» Supplied material
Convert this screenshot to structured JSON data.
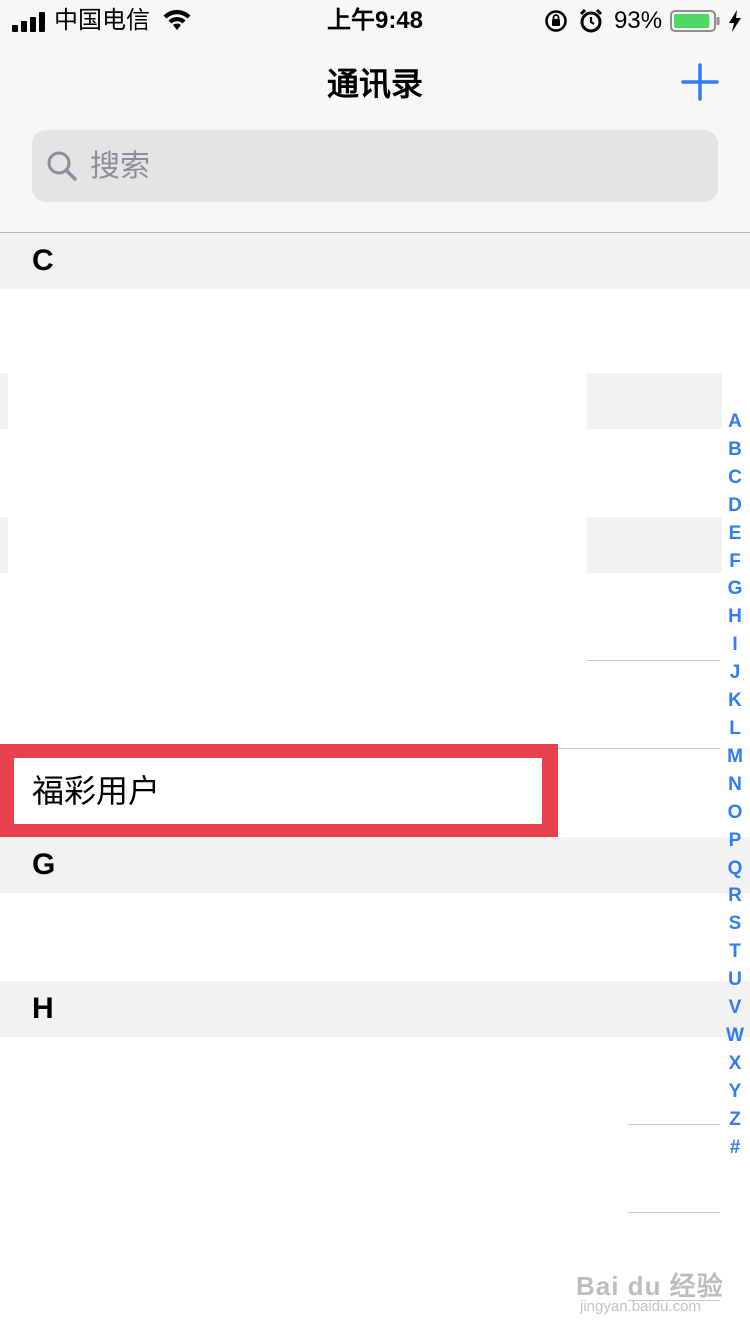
{
  "status_bar": {
    "carrier": "中国电信",
    "time": "上午9:48",
    "battery_percent": "93%",
    "battery_level": 0.93,
    "icons": [
      "signal-icon",
      "wifi-icon",
      "orientation-lock-icon",
      "alarm-icon",
      "battery-icon",
      "charging-icon"
    ]
  },
  "nav": {
    "title": "通讯录",
    "add_icon": "plus-icon"
  },
  "search": {
    "placeholder": "搜索",
    "value": ""
  },
  "sections": [
    {
      "letter": "C"
    },
    {
      "letter": "G"
    },
    {
      "letter": "H"
    }
  ],
  "contacts": [
    {
      "name": "福彩用户",
      "section": "C",
      "highlighted": true
    }
  ],
  "index": [
    "A",
    "B",
    "C",
    "D",
    "E",
    "F",
    "G",
    "H",
    "I",
    "J",
    "K",
    "L",
    "M",
    "N",
    "O",
    "P",
    "Q",
    "R",
    "S",
    "T",
    "U",
    "V",
    "W",
    "X",
    "Y",
    "Z",
    "#"
  ],
  "colors": {
    "accent": "#2f7cf6",
    "highlight": "#e8414d",
    "header_bg": "#f2f2f2",
    "bar_bg": "#f7f7f7"
  },
  "watermark": {
    "main": "Bai du 经验",
    "sub": "jingyan.baidu.com"
  }
}
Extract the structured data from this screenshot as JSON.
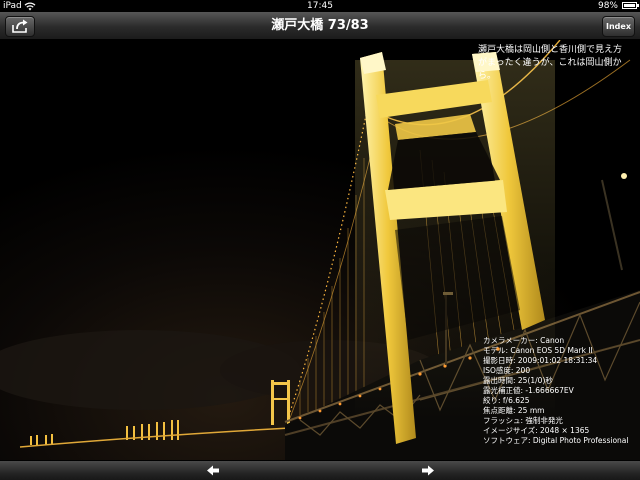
{
  "status_bar": {
    "carrier": "iPad",
    "time": "17:45",
    "battery": "98%",
    "battery_level": 0.98,
    "icons": [
      "wifi-icon",
      "battery-icon"
    ]
  },
  "nav_bar": {
    "title": "瀬戸大橋 73/83",
    "share_icon": "share-icon",
    "index_label": "Index"
  },
  "photo": {
    "subject": "bridge-photo",
    "caption": "瀬戸大橋は岡山側と香川側で見え方がまったく違うが、これは岡山側から。",
    "exif": [
      "カメラメーカー: Canon",
      "モデル: Canon EOS 5D Mark II",
      "撮影日時: 2009:01:02 18:31:34",
      "ISO感度: 200",
      "露出時間: 25(1/0)秒",
      "露光補正値: -1.666667EV",
      "絞り: f/6.625",
      "焦点距離: 25 mm",
      "フラッシュ: 強制非発光",
      "イメージサイズ: 2048 × 1365",
      "ソフトウェア: Digital Photo Professional"
    ]
  },
  "toolbar": {
    "prev_icon": "left-arrow-icon",
    "next_icon": "right-arrow-icon"
  },
  "colors": {
    "tower": "#e8c23a",
    "tower_highlight": "#fff3a0",
    "lights": "#ffbf40",
    "sky": "#000000"
  }
}
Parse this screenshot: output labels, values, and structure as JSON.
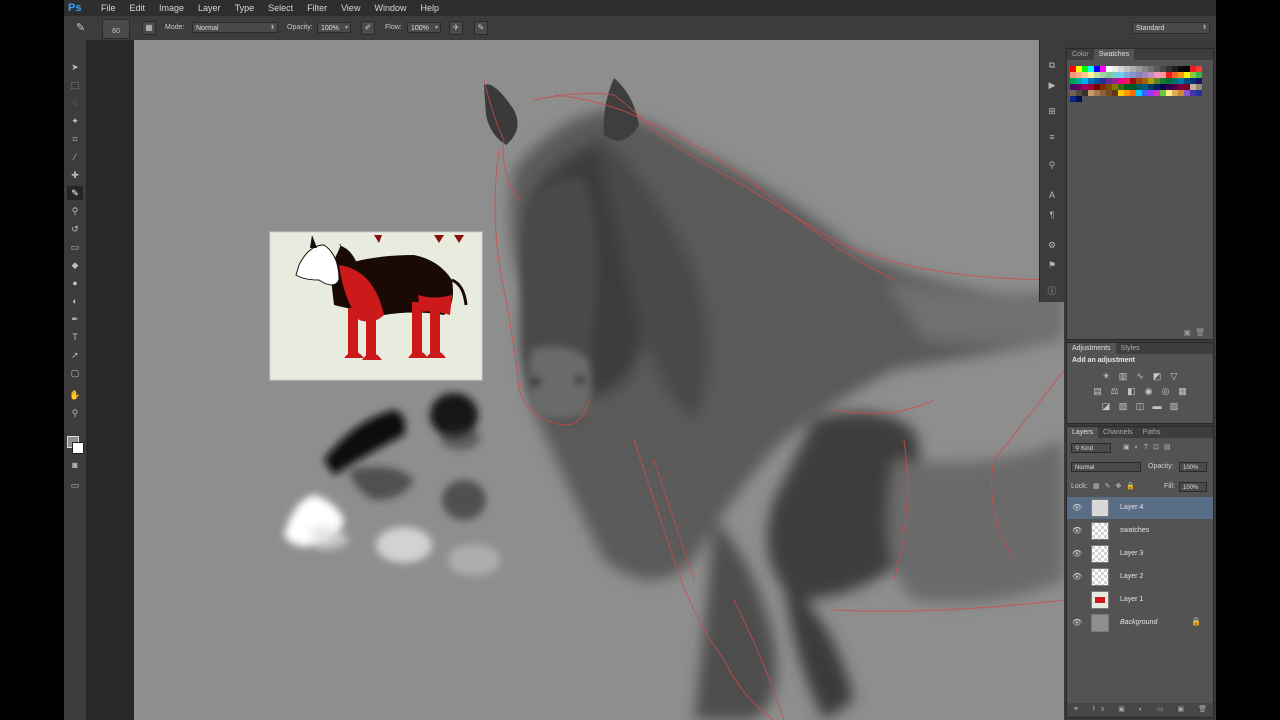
{
  "app": {
    "logo": "Ps"
  },
  "menus": [
    "File",
    "Edit",
    "Image",
    "Layer",
    "Type",
    "Select",
    "Filter",
    "View",
    "Window",
    "Help"
  ],
  "options": {
    "brush_size": "60",
    "mode_label": "Mode:",
    "mode_value": "Normal",
    "opacity_label": "Opacity:",
    "opacity_value": "100%",
    "flow_label": "Flow:",
    "flow_value": "100%",
    "workspace": "Standard"
  },
  "swatches_panel": {
    "tabs": [
      "Color",
      "Swatches"
    ],
    "active_tab": "Swatches"
  },
  "adjustments_panel": {
    "tabs": [
      "Adjustments",
      "Styles"
    ],
    "title": "Add an adjustment"
  },
  "layers_panel": {
    "tabs": [
      "Layers",
      "Channels",
      "Paths"
    ],
    "kind_filter": "Kind",
    "blend_mode": "Normal",
    "opacity_label": "Opacity:",
    "opacity_value": "100%",
    "lock_label": "Lock:",
    "fill_label": "Fill:",
    "fill_value": "100%",
    "layers": [
      {
        "name": "Layer 4",
        "visible": true,
        "selected": true
      },
      {
        "name": "swatches",
        "visible": true,
        "selected": false
      },
      {
        "name": "Layer 3",
        "visible": true,
        "selected": false
      },
      {
        "name": "Layer 2",
        "visible": true,
        "selected": false
      },
      {
        "name": "Layer 1",
        "visible": false,
        "selected": false
      },
      {
        "name": "Background",
        "visible": true,
        "selected": false
      }
    ]
  },
  "icons": {
    "brush": "brush-icon",
    "eye": "eye-icon",
    "lock": "lock-icon"
  }
}
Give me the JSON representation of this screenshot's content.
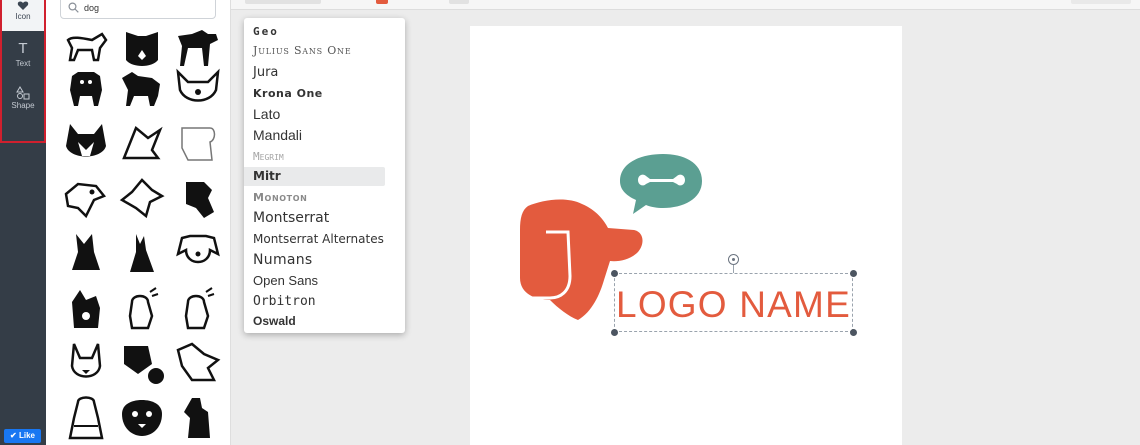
{
  "sidebar": {
    "items": [
      {
        "label": "Icon",
        "icon": "heart-icon",
        "active": true
      },
      {
        "label": "Text",
        "icon": "text-t-icon",
        "active": false
      },
      {
        "label": "Shape",
        "icon": "shapes-icon",
        "active": false
      }
    ],
    "like_label": "Like"
  },
  "search": {
    "value": "dog",
    "icon": "search-icon"
  },
  "icons": [
    {
      "name": "dog-walking-outline-icon"
    },
    {
      "name": "dog-face-heart-icon"
    },
    {
      "name": "dog-standing-icon"
    },
    {
      "name": "pug-silhouette-icon"
    },
    {
      "name": "retriever-silhouette-icon"
    },
    {
      "name": "dog-face-line-icon"
    },
    {
      "name": "husky-face-icon"
    },
    {
      "name": "dog-sitting-line-icon"
    },
    {
      "name": "dog-outline-abstract-icon"
    },
    {
      "name": "dog-head-outline-icon"
    },
    {
      "name": "fox-head-outline-icon"
    },
    {
      "name": "dog-head-solid-icon"
    },
    {
      "name": "dog-sitting-silhouette-icon"
    },
    {
      "name": "doberman-sitting-icon"
    },
    {
      "name": "beagle-face-line-icon"
    },
    {
      "name": "dog-paw-wave-icon"
    },
    {
      "name": "puppy-sitting-line-icon"
    },
    {
      "name": "puppy-sitting-line-2-icon"
    },
    {
      "name": "rabbit-dog-face-icon"
    },
    {
      "name": "dog-bubble-icon"
    },
    {
      "name": "dog-lying-line-icon"
    },
    {
      "name": "dog-sweater-icon"
    },
    {
      "name": "dog-face-round-icon"
    },
    {
      "name": "dog-sitting-tall-icon"
    }
  ],
  "font_menu": {
    "items": [
      {
        "label": "Geo"
      },
      {
        "label": "Julius Sans One"
      },
      {
        "label": "Jura"
      },
      {
        "label": "Krona One"
      },
      {
        "label": "Lato"
      },
      {
        "label": "Mandali"
      },
      {
        "label": "Megrim"
      },
      {
        "label": "Mitr",
        "selected": true
      },
      {
        "label": "Monoton"
      },
      {
        "label": "Montserrat"
      },
      {
        "label": "Montserrat Alternates"
      },
      {
        "label": "Numans"
      },
      {
        "label": "Open Sans"
      },
      {
        "label": "Orbitron"
      },
      {
        "label": "Oswald"
      }
    ]
  },
  "canvas": {
    "logo_text": "LOGO NAME",
    "colors": {
      "brand_orange": "#e35b3e",
      "bubble_teal": "#5b9f92"
    }
  }
}
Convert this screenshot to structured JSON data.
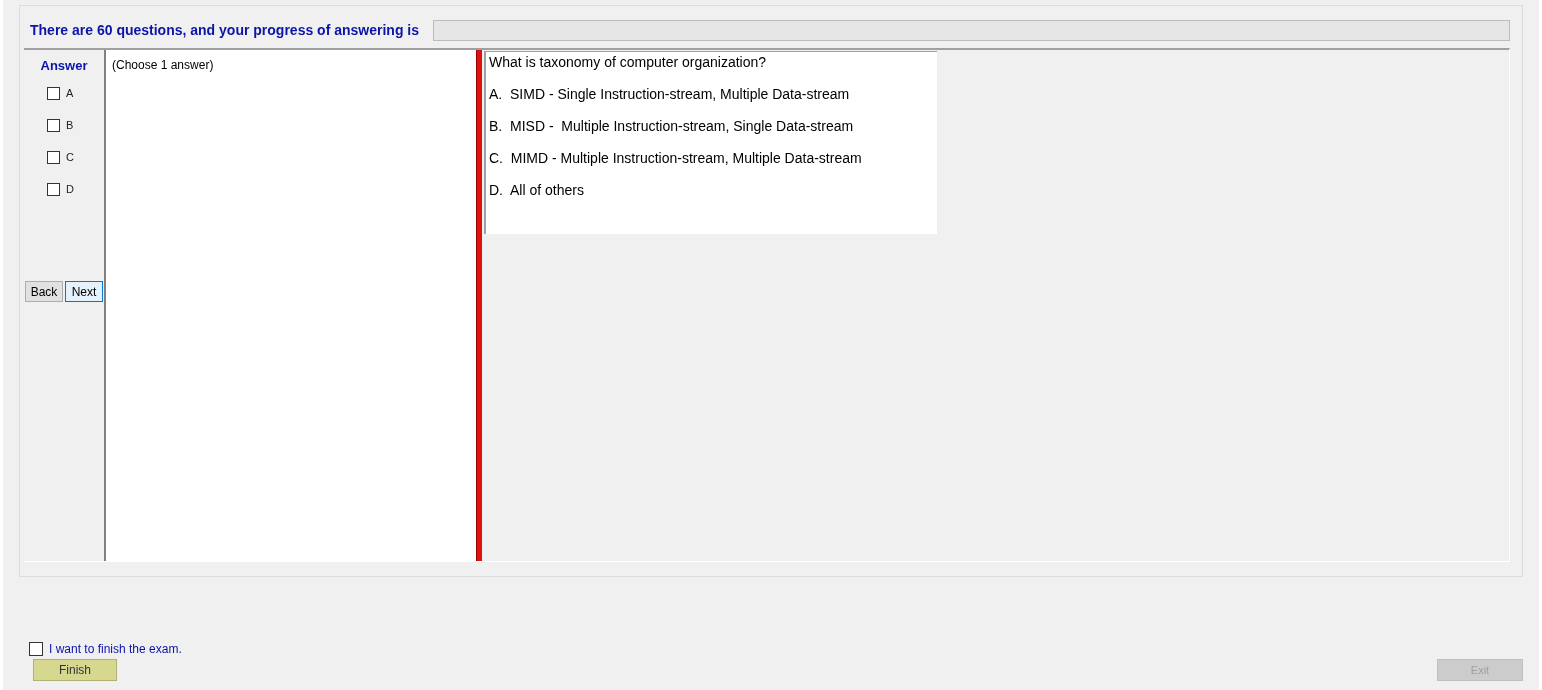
{
  "header": {
    "text": "There are 60 questions, and your progress of answering is",
    "progress": {
      "level": 0
    }
  },
  "answer": {
    "title": "Answer",
    "options": [
      {
        "label": "A",
        "checked": false
      },
      {
        "label": "B",
        "checked": false
      },
      {
        "label": "C",
        "checked": false
      },
      {
        "label": "D",
        "checked": false
      }
    ]
  },
  "nav": [
    {
      "label": "Back",
      "focused": false
    },
    {
      "label": "Next",
      "focused": true
    }
  ],
  "instruction": "(Choose 1 answer)",
  "question": {
    "text": "What is taxonomy of computer organization?",
    "options": [
      "A.  SIMD - Single Instruction-stream, Multiple Data-stream",
      "B.  MISD -  Multiple Instruction-stream, Single Data-stream",
      "C.  MIMD - Multiple Instruction-stream, Multiple Data-stream",
      "D.  All of others"
    ]
  },
  "finish": {
    "confirm": {
      "label": "I want to finish the exam.",
      "checked": false
    },
    "button": {
      "label": "Finish",
      "disabled": false
    }
  },
  "exit": {
    "label": "Exit",
    "disabled": true
  }
}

» Do this
Find and copy every line in the entries above where the string "stream" occurs.

» Task output
      "A.  SIMD - Single Instruction-stream, Multiple Data-stream",
      "B.  MISD -  Multiple Instruction-stream, Single Data-stream",
      "C.  MIMD - Multiple Instruction-stream, Multiple Data-stream",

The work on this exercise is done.